● Set task
Rewrite the entries below as a numbered list, skipping any blank lines.

● Data provided

▼▼▼

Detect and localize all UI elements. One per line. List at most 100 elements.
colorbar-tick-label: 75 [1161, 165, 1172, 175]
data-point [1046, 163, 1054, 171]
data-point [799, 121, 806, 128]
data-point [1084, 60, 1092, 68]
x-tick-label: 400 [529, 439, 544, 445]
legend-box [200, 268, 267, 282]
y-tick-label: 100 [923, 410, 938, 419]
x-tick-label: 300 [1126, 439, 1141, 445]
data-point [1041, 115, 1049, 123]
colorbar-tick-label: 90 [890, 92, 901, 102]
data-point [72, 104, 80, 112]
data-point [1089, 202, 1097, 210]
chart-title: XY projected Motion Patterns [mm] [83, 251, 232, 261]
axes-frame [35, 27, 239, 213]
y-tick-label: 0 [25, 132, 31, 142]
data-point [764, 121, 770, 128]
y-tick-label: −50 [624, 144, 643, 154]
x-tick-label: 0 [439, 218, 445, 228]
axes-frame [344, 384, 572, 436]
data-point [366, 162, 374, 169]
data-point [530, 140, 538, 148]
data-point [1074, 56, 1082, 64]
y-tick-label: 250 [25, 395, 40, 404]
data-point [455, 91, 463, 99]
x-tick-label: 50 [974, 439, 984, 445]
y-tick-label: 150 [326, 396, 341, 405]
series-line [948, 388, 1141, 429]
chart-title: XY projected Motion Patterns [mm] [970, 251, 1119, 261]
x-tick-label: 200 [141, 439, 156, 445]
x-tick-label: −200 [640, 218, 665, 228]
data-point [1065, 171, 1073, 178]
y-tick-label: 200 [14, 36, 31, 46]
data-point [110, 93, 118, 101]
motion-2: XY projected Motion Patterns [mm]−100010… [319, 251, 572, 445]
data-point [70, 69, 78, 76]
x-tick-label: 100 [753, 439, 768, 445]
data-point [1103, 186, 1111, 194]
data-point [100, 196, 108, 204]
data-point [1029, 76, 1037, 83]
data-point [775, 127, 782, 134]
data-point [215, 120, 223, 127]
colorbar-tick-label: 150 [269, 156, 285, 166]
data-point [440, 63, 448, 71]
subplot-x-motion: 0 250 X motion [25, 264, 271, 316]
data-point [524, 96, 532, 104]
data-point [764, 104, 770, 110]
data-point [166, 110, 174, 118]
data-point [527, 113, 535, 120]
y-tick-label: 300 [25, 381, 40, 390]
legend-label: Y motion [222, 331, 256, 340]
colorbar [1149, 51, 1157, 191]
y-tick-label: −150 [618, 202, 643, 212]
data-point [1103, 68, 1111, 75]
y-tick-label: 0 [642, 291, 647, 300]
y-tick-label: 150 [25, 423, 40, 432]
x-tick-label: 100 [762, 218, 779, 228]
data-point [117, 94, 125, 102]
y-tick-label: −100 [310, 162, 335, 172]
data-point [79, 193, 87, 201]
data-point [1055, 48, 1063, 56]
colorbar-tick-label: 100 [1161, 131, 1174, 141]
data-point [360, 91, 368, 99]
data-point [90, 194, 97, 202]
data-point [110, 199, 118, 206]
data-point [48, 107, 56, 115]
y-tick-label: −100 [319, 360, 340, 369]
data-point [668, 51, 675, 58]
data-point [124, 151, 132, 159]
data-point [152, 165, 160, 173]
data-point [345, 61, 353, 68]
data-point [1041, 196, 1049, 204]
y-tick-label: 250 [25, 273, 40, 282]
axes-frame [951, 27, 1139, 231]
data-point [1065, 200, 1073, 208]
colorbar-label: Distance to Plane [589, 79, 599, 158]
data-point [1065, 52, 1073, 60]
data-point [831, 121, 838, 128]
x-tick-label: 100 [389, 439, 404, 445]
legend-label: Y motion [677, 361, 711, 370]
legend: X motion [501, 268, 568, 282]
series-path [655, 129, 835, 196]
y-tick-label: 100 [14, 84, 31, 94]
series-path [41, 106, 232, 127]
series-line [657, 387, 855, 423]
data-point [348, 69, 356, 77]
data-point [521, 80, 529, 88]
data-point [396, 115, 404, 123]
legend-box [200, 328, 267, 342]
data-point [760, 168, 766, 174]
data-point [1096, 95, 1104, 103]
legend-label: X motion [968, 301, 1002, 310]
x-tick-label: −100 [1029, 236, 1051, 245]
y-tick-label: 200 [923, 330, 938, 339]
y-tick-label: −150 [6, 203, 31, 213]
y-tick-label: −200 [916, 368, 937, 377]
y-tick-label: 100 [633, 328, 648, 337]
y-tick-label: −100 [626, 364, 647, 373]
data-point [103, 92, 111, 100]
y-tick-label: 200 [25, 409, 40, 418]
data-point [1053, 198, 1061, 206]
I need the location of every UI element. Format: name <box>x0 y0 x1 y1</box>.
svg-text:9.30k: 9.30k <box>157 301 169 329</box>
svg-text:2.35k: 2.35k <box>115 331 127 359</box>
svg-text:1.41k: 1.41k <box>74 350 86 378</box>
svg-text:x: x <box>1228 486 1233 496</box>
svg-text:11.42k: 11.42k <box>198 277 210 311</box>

▲▲▲

● Task output
1. Detect and localize all UI elements. One per line. List at most 100 elements.
2. colorbar-tick-label: 75 [1161, 165, 1172, 175]
3. data-point [1046, 163, 1054, 171]
4. data-point [799, 121, 806, 128]
5. data-point [1084, 60, 1092, 68]
6. x-tick-label: 400 [529, 439, 544, 445]
7. legend-box [200, 268, 267, 282]
8. y-tick-label: 100 [923, 410, 938, 419]
9. x-tick-label: 300 [1126, 439, 1141, 445]
10. data-point [1041, 115, 1049, 123]
11. colorbar-tick-label: 90 [890, 92, 901, 102]
12. data-point [72, 104, 80, 112]
13. data-point [1089, 202, 1097, 210]
14. chart-title: XY projected Motion Patterns [mm] [83, 251, 232, 261]
15. axes-frame [35, 27, 239, 213]
16. y-tick-label: 0 [25, 132, 31, 142]
17. data-point [764, 121, 770, 128]
18. y-tick-label: −50 [624, 144, 643, 154]
19. x-tick-label: 0 [439, 218, 445, 228]
20. axes-frame [344, 384, 572, 436]
21. data-point [366, 162, 374, 169]
22. data-point [530, 140, 538, 148]
23. data-point [1074, 56, 1082, 64]
24. y-tick-label: 250 [25, 395, 40, 404]
25. data-point [455, 91, 463, 99]
26. x-tick-label: 50 [974, 439, 984, 445]
27. y-tick-label: 150 [326, 396, 341, 405]
28. series-line [948, 388, 1141, 429]
29. chart-title: XY projected Motion Patterns [mm] [970, 251, 1119, 261]
30. x-tick-label: 200 [141, 439, 156, 445]
31. x-tick-label: −200 [640, 218, 665, 228]
32. data-point [1065, 171, 1073, 178]
33. y-tick-label: 200 [14, 36, 31, 46]
34. data-point [110, 93, 118, 101]
35. motion-2: XY projected Motion Patterns [mm]−100010… [319, 251, 572, 445]
36. data-point [70, 69, 78, 76]
37. x-tick-label: 100 [753, 439, 768, 445]
38. data-point [1103, 186, 1111, 194]
39. data-point [100, 196, 108, 204]
40. data-point [1029, 76, 1037, 83]
41. data-point [775, 127, 782, 134]
42. data-point [215, 120, 223, 127]
43. colorbar-tick-label: 150 [269, 156, 285, 166]
44. data-point [440, 63, 448, 71]
45. subplot-x-motion: 0 250 X motion [25, 264, 271, 316]
46. data-point [524, 96, 532, 104]
47. data-point [764, 104, 770, 110]
48. data-point [166, 110, 174, 118]
49. data-point [527, 113, 535, 120]
50. y-tick-label: 300 [25, 381, 40, 390]
51. legend-label: Y motion [222, 331, 256, 340]
52. colorbar [1149, 51, 1157, 191]
53. y-tick-label: −150 [618, 202, 643, 212]
54. data-point [1103, 68, 1111, 75]
55. y-tick-label: 0 [642, 291, 647, 300]
56. y-tick-label: 150 [25, 423, 40, 432]
57. x-tick-label: 100 [762, 218, 779, 228]
58. data-point [117, 94, 125, 102]
59. y-tick-label: −100 [310, 162, 335, 172]
60. data-point [79, 193, 87, 201]
61. data-point [1055, 48, 1063, 56]
62. colorbar-tick-label: 100 [1161, 131, 1174, 141]
63. data-point [360, 91, 368, 99]
64. data-point [90, 194, 97, 202]
65. data-point [110, 199, 118, 206]
66. data-point [48, 107, 56, 115]
67. y-tick-label: −100 [319, 360, 340, 369]
68. data-point [668, 51, 675, 58]
69. data-point [124, 151, 132, 159]
70. data-point [152, 165, 160, 173]
71. data-point [345, 61, 353, 68]
72. data-point [1041, 196, 1049, 204]
73. y-tick-label: 250 [25, 273, 40, 282]
74. axes-frame [951, 27, 1139, 231]
75. data-point [1065, 200, 1073, 208]
76. colorbar-label: Distance to Plane [589, 79, 599, 158]
77. data-point [1065, 52, 1073, 60]
78. data-point [831, 121, 838, 128]
79. x-tick-label: 100 [389, 439, 404, 445]
80. legend-label: Y motion [677, 361, 711, 370]
81. legend: X motion [501, 268, 568, 282]
82. series-path [655, 129, 835, 196]
83. y-tick-label: 100 [14, 84, 31, 94]
84. series-path [41, 106, 232, 127]
85. series-line [657, 387, 855, 423]
86. data-point [348, 69, 356, 77]
87. data-point [521, 80, 529, 88]
88. data-point [396, 115, 404, 123]
89. legend-box [200, 328, 267, 342]
90. data-point [760, 168, 766, 174]
91. data-point [1096, 95, 1104, 103]
92. legend-label: X motion [968, 301, 1002, 310]
93. x-tick-label: −100 [1029, 236, 1051, 245]
94. y-tick-label: 200 [923, 330, 938, 339]
95. y-tick-label: −150 [6, 203, 31, 213]
96. y-tick-label: −200 [916, 368, 937, 377]
97. y-tick-label: 100 [633, 328, 648, 337]
98. y-tick-label: −100 [626, 364, 647, 373]
99. data-point [103, 92, 111, 100]
100. y-tick-label: 200 [25, 409, 40, 418]
101. data-point [1053, 198, 1061, 206]
102. I need the location of every UI element. Format: name <box>x0 y0 x1 y1</box>.
103. svg-text:9.30k: 9.30k <box>157 301 169 329</box>
104. svg-text:2.35k: 2.35k <box>115 331 127 359</box>
105. svg-text:1.41k: 1.41k <box>74 350 86 378</box>
106. svg-text:x: x <box>1228 486 1233 496</box>
107. svg-text:11.42k: 11.42k <box>198 277 210 311</box>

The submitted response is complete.